Actions to take:
a. Decide whether each statement agrees with the Adroit Journal Issue 47 reading announcement: (i) Divya Mehrish hosts the reading; (ii) Ahmad Almallah moved to the states at age 18; (iii) Diannely Antigua's collection Good Monster came out in 2019. Answer yes or no for each, and quote the words from the announcement that settle it.
b. Continue the Adroit Journal Issue 47 reading announcement from the point where it stops.
Extract to read below:
The Adroit Journal Issue 47 Release Reading via Zoom

RSVP HERE!

Join us on October 24, 2023 at 8PM to celebrate Adroit's 47th issue with a reading featuring some of this issue's contributors!

The editors of The Adroit Journal are thrilled to welcome you to a reading celebrating the release of our forty-seventh issue, hosted by Divya Mehrish!

Join via Zoom: https://us06web.zoom.us/j/81757218321

Readers will include:

  • Ahmad Almallah

  • Diannely Antigua

  • Kinsale Drake

  • Cora Enterline

  • Kelly X. Hui

  • Amanda Machado

  • Cintia Santana

Ahmad Almallah was born in Bethlehem, Palestine, and moved to the states when he was 18. His first book of poems in English is BITTER ENGLISH (Chicago 2019). His second is BORDER WISDOM (Winter Editions 2023). Other poems and prose of his in Arabic and in English are out there. He is Artist in Residence at UPenn.

Diannely Antigua is a Dominican American poet and educator, born and raised in Massachusetts. Her debut collection Ugly Music (YesYes Books, 2019) was the winner of the Pamet River Prize and a 2020 Whiting Award. Her second collection, Good Monster, is forthcoming with Copper Canyon Press in 2024. She received her MFA at NYU and was awarded a Global Research Initiative Fellowship to Florence, Italy. She is the recipient of additional fellowships from the Academy of American Poets, CantoMundo, Community of Writers, and the Fine Arts Work Center Summer Program. She teaches in the MFA Writing Program at the University of New Hampshire as the inaugural Nossrat Yassini Poet in Residence. She hosts the podcast Bread & Poetry and is currently the Poet Laureate of Portsmouth, NH.
End of Extract to read.
Data provided below:
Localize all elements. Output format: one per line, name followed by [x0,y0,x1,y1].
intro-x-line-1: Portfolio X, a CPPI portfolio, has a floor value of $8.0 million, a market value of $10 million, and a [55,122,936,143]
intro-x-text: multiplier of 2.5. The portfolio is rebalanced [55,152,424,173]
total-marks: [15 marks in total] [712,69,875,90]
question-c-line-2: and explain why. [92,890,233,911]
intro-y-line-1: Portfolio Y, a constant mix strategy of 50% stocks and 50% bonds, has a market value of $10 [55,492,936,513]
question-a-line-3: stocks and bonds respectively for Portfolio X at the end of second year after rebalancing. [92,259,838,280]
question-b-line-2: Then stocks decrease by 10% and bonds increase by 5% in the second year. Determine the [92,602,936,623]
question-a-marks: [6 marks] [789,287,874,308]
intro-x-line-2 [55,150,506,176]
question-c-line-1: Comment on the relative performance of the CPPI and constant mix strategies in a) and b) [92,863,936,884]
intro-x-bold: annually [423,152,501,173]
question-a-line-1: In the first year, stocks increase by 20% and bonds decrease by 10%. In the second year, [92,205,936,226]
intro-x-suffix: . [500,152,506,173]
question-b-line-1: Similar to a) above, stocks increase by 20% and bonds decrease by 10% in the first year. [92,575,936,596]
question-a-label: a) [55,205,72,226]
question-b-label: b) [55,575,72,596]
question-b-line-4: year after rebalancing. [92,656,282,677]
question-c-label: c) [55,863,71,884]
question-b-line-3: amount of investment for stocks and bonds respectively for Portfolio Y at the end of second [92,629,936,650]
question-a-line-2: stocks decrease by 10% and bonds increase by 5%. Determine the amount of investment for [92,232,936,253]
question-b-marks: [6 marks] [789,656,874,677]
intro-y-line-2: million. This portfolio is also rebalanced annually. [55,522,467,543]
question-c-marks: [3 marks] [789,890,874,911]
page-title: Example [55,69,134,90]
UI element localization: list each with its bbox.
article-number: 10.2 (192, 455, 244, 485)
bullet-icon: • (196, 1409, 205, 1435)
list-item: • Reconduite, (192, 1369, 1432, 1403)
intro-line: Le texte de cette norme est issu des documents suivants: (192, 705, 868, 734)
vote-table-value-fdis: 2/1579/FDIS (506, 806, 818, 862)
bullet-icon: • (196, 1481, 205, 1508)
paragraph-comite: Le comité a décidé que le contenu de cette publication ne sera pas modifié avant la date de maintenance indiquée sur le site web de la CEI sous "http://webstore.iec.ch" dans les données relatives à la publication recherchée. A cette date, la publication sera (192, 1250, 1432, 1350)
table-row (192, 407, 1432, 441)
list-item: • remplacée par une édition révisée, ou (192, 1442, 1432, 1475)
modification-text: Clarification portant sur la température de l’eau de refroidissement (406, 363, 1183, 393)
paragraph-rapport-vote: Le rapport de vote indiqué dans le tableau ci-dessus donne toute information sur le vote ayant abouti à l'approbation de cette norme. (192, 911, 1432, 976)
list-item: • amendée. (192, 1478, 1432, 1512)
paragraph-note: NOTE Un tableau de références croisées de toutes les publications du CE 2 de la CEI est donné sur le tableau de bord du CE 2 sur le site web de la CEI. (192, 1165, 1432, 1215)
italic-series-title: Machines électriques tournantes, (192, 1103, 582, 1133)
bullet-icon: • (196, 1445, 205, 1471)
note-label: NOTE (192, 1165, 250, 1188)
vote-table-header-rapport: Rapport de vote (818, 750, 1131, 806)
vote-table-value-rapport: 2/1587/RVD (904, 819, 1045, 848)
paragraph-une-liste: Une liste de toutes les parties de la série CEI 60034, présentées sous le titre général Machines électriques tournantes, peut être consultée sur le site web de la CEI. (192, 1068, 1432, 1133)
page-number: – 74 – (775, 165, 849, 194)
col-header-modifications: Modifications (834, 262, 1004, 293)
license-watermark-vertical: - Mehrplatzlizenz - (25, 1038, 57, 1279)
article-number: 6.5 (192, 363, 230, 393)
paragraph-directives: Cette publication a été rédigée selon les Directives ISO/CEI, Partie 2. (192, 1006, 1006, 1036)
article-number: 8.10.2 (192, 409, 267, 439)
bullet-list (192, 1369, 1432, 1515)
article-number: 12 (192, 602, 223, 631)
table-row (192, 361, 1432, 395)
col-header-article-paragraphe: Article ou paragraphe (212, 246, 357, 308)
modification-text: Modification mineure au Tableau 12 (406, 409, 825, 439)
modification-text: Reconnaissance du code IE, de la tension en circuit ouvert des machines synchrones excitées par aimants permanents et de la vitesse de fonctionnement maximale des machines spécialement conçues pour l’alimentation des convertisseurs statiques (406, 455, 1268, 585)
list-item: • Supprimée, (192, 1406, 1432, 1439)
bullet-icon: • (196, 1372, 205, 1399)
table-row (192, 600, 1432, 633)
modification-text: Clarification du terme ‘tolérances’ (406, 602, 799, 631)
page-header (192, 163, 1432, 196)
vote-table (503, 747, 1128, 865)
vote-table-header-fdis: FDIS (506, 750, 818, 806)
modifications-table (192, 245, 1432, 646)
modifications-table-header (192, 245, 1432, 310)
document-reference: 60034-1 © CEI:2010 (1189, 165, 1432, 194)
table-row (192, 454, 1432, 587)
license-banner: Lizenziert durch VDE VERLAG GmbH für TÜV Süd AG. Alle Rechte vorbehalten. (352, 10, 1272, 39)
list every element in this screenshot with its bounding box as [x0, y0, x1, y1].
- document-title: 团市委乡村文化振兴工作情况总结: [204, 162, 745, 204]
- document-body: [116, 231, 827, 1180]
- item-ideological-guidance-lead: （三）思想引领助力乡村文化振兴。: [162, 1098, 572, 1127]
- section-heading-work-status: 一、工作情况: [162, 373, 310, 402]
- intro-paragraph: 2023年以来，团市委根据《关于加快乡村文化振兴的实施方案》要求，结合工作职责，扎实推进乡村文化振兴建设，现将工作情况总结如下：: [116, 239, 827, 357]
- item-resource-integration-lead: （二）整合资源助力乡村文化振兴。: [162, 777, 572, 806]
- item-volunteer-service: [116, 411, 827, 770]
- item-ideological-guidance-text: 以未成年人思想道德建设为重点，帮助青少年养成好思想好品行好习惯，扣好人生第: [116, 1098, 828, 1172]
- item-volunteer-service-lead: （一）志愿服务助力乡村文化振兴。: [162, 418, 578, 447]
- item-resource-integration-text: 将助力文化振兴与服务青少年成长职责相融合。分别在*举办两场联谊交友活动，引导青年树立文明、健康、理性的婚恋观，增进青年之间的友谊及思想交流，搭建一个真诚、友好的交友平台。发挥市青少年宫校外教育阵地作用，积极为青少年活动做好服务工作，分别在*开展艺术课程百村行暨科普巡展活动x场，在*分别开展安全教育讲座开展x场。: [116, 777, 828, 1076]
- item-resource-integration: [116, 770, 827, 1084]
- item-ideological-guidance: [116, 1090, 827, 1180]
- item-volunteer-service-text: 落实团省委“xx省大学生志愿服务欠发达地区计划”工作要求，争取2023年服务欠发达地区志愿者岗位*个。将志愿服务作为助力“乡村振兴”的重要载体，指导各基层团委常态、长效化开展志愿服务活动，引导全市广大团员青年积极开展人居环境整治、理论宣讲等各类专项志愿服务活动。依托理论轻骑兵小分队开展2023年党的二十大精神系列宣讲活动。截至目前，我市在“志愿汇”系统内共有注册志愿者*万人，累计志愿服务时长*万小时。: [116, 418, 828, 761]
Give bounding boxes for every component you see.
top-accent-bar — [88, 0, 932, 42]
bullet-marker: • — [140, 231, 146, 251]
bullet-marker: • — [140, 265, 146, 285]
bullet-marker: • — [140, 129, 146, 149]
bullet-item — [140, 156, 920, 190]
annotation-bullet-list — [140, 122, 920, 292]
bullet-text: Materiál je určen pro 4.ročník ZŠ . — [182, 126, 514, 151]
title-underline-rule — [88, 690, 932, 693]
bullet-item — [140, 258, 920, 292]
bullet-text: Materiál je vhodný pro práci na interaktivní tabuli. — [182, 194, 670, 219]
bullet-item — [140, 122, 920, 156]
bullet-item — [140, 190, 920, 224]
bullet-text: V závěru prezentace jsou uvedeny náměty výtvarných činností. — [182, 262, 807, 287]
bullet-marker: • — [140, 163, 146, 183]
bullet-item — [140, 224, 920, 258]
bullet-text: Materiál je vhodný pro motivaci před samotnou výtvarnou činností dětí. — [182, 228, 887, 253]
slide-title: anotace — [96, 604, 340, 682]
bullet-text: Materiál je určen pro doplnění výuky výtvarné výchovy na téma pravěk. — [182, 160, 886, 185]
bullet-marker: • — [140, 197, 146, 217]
End of Data provided.
Responses by task:
a.
(i) Yes: "hosted by Divya Mehrish!"
(ii) Yes: "moved to the states when he was 18"
(iii) No: "Her second collection, Good Monster, is forthcoming with Copper Canyon Press in 2024."

b.
Kinsale Drake (Diné) is a poet, playwright, and performer based out of the Southwest. Her work has appeared in Poetry Magazine, Poets.org, Best New Poets, Black Warrior Review, Nylon, MTV, Teen Vogue, Time, and elsewhere. She recently graduated from Yale University, where she received the J. Edgar Meeker Prize, the Academy of American Poets College Prize, the Young Native Playwrights Award, and the 2022 Joy Harjo Poetry Prize. She was named by Time Magazine as an artist representing her decade “changing how we see the world,” and is the founder of NDN Girls Book Club (www.ndngirlsbookclub.org).

Cora Enterline is a graduate student of Comparative Literature at Trinity College Dublin and nonfiction editor at The Spotlong Review. Her writing has appeared in Psaltery & Lyre and Hominum Journal. In her free time she hosts a wine club and literary salon.

Kelly X. Hui is a student journalist, abolitionist community organizer, and ghost writer (person who writes about ghosts). She is a Mellon Mays fellow studying English, Critical Race & Ethnic Studies, and Creative Writing at the University of Chicago. In her free time, she works as a barista in the basement coffee shop of the divinity school.

Amanda E. Machado is a writer whose work has been published in The Atlantic, Guernica, The Washington Post, Slate, The Guardian, and more. In addition to their essay writing, Amanda also is a public speaker and workshop facilitator on issues of justice and anti-oppression for organizations around the world. She currently lives on unceded Ohlone land in Oakland.

Cintia Santana's work has appeared in Beloit Poetry Journal, Guernica, The Iowa Review, Kenyon Review, The Missouri Review, Narrative, Pleaides, Poetry Northwest, Poem-a-Day, The Threepenny Review, and West Branch. She is the recipient of fellowships from CantoMundo and the Djerassi Resident Artists Program, and her poems have been selected for Best New Poets 2016 and 2020, as well as the 2023 Best of the Net Anthology. She teaches fiction and poetry workshops in Spanish, as well as literary translation courses at Stanford University. Her first poetry collection, The Disordered Alphabet, was published by Four Way Books in September 2023.